**Data entries**
━━━━━━━━━━━━━━━━━━━━━━━━━━━━━━

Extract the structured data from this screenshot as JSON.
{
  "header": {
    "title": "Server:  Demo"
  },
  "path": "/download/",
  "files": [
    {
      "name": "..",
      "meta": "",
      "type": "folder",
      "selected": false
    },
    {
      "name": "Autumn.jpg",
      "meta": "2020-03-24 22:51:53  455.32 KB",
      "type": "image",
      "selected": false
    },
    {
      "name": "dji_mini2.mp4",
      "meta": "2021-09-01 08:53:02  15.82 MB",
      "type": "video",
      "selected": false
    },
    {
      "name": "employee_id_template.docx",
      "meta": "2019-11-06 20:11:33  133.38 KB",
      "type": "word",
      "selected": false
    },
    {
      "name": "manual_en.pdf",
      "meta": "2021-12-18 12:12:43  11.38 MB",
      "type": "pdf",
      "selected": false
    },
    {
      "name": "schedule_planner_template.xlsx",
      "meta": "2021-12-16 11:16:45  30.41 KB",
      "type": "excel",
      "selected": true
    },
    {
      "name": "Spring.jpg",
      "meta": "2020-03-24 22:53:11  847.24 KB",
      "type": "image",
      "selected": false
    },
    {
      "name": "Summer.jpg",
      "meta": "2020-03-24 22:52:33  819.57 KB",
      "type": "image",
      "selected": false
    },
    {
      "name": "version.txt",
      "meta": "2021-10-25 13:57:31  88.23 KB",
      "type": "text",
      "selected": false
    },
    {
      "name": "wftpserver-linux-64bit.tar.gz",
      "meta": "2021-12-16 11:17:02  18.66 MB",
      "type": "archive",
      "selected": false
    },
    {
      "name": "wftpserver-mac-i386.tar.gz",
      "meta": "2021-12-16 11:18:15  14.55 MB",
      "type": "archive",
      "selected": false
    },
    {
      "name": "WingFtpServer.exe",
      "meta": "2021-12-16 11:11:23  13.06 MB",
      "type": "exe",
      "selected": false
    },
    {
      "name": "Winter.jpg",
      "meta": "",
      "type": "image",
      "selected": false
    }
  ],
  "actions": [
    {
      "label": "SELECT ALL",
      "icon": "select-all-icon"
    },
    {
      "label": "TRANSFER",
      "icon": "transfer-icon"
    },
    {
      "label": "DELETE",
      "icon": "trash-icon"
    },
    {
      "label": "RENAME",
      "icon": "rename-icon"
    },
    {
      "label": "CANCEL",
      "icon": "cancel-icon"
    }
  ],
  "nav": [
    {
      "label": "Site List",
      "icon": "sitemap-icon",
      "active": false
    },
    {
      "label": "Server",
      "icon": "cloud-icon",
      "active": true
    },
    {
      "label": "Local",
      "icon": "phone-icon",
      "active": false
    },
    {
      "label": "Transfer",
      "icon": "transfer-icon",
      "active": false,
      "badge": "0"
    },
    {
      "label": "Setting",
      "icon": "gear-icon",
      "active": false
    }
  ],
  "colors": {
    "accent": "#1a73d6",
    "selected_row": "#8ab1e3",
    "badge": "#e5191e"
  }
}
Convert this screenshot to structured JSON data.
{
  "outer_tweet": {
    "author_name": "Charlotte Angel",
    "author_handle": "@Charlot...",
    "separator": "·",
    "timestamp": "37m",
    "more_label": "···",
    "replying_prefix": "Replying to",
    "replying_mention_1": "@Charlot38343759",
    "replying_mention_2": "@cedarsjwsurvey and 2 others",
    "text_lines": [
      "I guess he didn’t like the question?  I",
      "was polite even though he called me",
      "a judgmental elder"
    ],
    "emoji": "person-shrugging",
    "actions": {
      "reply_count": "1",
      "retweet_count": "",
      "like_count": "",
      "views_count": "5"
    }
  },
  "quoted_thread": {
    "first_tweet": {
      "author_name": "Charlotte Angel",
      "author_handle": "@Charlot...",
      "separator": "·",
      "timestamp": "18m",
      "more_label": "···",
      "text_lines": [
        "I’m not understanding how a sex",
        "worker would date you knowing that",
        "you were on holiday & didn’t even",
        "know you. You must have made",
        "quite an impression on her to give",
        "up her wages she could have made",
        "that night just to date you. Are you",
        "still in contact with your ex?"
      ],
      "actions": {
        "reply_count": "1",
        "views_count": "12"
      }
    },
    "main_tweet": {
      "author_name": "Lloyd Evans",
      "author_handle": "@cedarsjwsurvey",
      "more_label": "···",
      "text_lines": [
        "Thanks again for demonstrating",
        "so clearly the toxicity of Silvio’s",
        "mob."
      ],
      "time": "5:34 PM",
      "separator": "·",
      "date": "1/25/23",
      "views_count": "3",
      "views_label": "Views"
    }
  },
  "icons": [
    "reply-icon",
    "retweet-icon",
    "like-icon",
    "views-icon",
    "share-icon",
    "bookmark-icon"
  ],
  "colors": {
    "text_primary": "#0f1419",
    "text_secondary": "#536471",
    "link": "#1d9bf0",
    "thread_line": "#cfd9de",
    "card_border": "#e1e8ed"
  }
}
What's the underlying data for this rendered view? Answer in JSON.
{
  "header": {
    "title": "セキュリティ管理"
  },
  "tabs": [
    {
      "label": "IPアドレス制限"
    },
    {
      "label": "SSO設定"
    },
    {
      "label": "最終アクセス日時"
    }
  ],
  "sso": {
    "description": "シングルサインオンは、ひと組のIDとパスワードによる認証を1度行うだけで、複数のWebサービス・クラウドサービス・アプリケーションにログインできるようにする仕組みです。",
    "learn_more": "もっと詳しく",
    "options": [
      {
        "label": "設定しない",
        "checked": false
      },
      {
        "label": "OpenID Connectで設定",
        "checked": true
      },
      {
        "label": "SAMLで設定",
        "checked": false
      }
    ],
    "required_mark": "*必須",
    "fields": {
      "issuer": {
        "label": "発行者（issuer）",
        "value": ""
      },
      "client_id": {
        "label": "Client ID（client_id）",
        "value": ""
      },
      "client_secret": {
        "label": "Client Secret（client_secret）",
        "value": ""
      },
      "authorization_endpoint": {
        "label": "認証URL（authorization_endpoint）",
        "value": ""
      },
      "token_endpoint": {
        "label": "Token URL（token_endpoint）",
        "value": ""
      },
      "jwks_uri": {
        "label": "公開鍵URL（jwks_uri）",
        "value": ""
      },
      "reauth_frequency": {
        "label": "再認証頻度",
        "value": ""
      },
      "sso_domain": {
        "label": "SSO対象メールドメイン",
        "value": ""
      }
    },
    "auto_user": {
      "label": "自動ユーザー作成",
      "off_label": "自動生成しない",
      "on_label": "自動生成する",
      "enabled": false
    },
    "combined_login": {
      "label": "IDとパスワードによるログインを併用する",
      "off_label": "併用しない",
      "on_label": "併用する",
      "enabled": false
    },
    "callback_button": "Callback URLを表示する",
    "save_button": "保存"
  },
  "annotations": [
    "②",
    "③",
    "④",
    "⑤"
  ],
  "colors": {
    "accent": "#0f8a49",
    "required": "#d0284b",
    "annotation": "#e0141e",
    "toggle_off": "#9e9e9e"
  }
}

━━━━━━━━━━━━━━━━━━━━━━━━━━━━━━

**Goal**
The records above must be repeated exactly, every one of them.

**Result**
Extract the structured data from this screenshot as JSON.
{
  "header": {
    "title": "Server:  Demo"
  },
  "path": "/download/",
  "files": [
    {
      "name": "..",
      "meta": "",
      "type": "folder",
      "selected": false
    },
    {
      "name": "Autumn.jpg",
      "meta": "2020-03-24 22:51:53  455.32 KB",
      "type": "image",
      "selected": false
    },
    {
      "name": "dji_mini2.mp4",
      "meta": "2021-09-01 08:53:02  15.82 MB",
      "type": "video",
      "selected": false
    },
    {
      "name": "employee_id_template.docx",
      "meta": "2019-11-06 20:11:33  133.38 KB",
      "type": "word",
      "selected": false
    },
    {
      "name": "manual_en.pdf",
      "meta": "2021-12-18 12:12:43  11.38 MB",
      "type": "pdf",
      "selected": false
    },
    {
      "name": "schedule_planner_template.xlsx",
      "meta": "2021-12-16 11:16:45  30.41 KB",
      "type": "excel",
      "selected": true
    },
    {
      "name": "Spring.jpg",
      "meta": "2020-03-24 22:53:11  847.24 KB",
      "type": "image",
      "selected": false
    },
    {
      "name": "Summer.jpg",
      "meta": "2020-03-24 22:52:33  819.57 KB",
      "type": "image",
      "selected": false
    },
    {
      "name": "version.txt",
      "meta": "2021-10-25 13:57:31  88.23 KB",
      "type": "text",
      "selected": false
    },
    {
      "name": "wftpserver-linux-64bit.tar.gz",
      "meta": "2021-12-16 11:17:02  18.66 MB",
      "type": "archive",
      "selected": false
    },
    {
      "name": "wftpserver-mac-i386.tar.gz",
      "meta": "2021-12-16 11:18:15  14.55 MB",
      "type": "archive",
      "selected": false
    },
    {
      "name": "WingFtpServer.exe",
      "meta": "2021-12-16 11:11:23  13.06 MB",
      "type": "exe",
      "selected": false
    },
    {
      "name": "Winter.jpg",
      "meta": "",
      "type": "image",
      "selected": false
    }
  ],
  "actions": [
    {
      "label": "SELECT ALL",
      "icon": "select-all-icon"
    },
    {
      "label": "TRANSFER",
      "icon": "transfer-icon"
    },
    {
      "label": "DELETE",
      "icon": "trash-icon"
    },
    {
      "label": "RENAME",
      "icon": "rename-icon"
    },
    {
      "label": "CANCEL",
      "icon": "cancel-icon"
    }
  ],
  "nav": [
    {
      "label": "Site List",
      "icon": "sitemap-icon",
      "active": false
    },
    {
      "label": "Server",
      "icon": "cloud-icon",
      "active": true
    },
    {
      "label": "Local",
      "icon": "phone-icon",
      "active": false
    },
    {
      "label": "Transfer",
      "icon": "transfer-icon",
      "active": false,
      "badge": "0"
    },
    {
      "label": "Setting",
      "icon": "gear-icon",
      "active": false
    }
  ],
  "colors": {
    "accent": "#1a73d6",
    "selected_row": "#8ab1e3",
    "badge": "#e5191e"
  }
}
Convert this screenshot to structured JSON data.
{
  "outer_tweet": {
    "author_name": "Charlotte Angel",
    "author_handle": "@Charlot...",
    "separator": "·",
    "timestamp": "37m",
    "more_label": "···",
    "replying_prefix": "Replying to",
    "replying_mention_1": "@Charlot38343759",
    "replying_mention_2": "@cedarsjwsurvey and 2 others",
    "text_lines": [
      "I guess he didn’t like the question?  I",
      "was polite even though he called me",
      "a judgmental elder"
    ],
    "emoji": "person-shrugging",
    "actions": {
      "reply_count": "1",
      "retweet_count": "",
      "like_count": "",
      "views_count": "5"
    }
  },
  "quoted_thread": {
    "first_tweet": {
      "author_name": "Charlotte Angel",
      "author_handle": "@Charlot...",
      "separator": "·",
      "timestamp": "18m",
      "more_label": "···",
      "text_lines": [
        "I’m not understanding how a sex",
        "worker would date you knowing that",
        "you were on holiday & didn’t even",
        "know you. You must have made",
        "quite an impression on her to give",
        "up her wages she could have made",
        "that night just to date you. Are you",
        "still in contact with your ex?"
      ],
      "actions": {
        "reply_count": "1",
        "views_count": "12"
      }
    },
    "main_tweet": {
      "author_name": "Lloyd Evans",
      "author_handle": "@cedarsjwsurvey",
      "more_label": "···",
      "text_lines": [
        "Thanks again for demonstrating",
        "so clearly the toxicity of Silvio’s",
        "mob."
      ],
      "time": "5:34 PM",
      "separator": "·",
      "date": "1/25/23",
      "views_count": "3",
      "views_label": "Views"
    }
  },
  "icons": [
    "reply-icon",
    "retweet-icon",
    "like-icon",
    "views-icon",
    "share-icon",
    "bookmark-icon"
  ],
  "colors": {
    "text_primary": "#0f1419",
    "text_secondary": "#536471",
    "link": "#1d9bf0",
    "thread_line": "#cfd9de",
    "card_border": "#e1e8ed"
  }
}
What's the underlying data for this rendered view? Answer in JSON.
{
  "header": {
    "title": "セキュリティ管理"
  },
  "tabs": [
    {
      "label": "IPアドレス制限"
    },
    {
      "label": "SSO設定"
    },
    {
      "label": "最終アクセス日時"
    }
  ],
  "sso": {
    "description": "シングルサインオンは、ひと組のIDとパスワードによる認証を1度行うだけで、複数のWebサービス・クラウドサービス・アプリケーションにログインできるようにする仕組みです。",
    "learn_more": "もっと詳しく",
    "options": [
      {
        "label": "設定しない",
        "checked": false
      },
      {
        "label": "OpenID Connectで設定",
        "checked": true
      },
      {
        "label": "SAMLで設定",
        "checked": false
      }
    ],
    "required_mark": "*必須",
    "fields": {
      "issuer": {
        "label": "発行者（issuer）",
        "value": ""
      },
      "client_id": {
        "label": "Client ID（client_id）",
        "value": ""
      },
      "client_secret": {
        "label": "Client Secret（client_secret）",
        "value": ""
      },
      "authorization_endpoint": {
        "label": "認証URL（authorization_endpoint）",
        "value": ""
      },
      "token_endpoint": {
        "label": "Token URL（token_endpoint）",
        "value": ""
      },
      "jwks_uri": {
        "label": "公開鍵URL（jwks_uri）",
        "value": ""
      },
      "reauth_frequency": {
        "label": "再認証頻度",
        "value": ""
      },
      "sso_domain": {
        "label": "SSO対象メールドメイン",
        "value": ""
      }
    },
    "auto_user": {
      "label": "自動ユーザー作成",
      "off_label": "自動生成しない",
      "on_label": "自動生成する",
      "enabled": false
    },
    "combined_login": {
      "label": "IDとパスワードによるログインを併用する",
      "off_label": "併用しない",
      "on_label": "併用する",
      "enabled": false
    },
    "callback_button": "Callback URLを表示する",
    "save_button": "保存"
  },
  "annotations": [
    "②",
    "③",
    "④",
    "⑤"
  ],
  "colors": {
    "accent": "#0f8a49",
    "required": "#d0284b",
    "annotation": "#e0141e",
    "toggle_off": "#9e9e9e"
  }
}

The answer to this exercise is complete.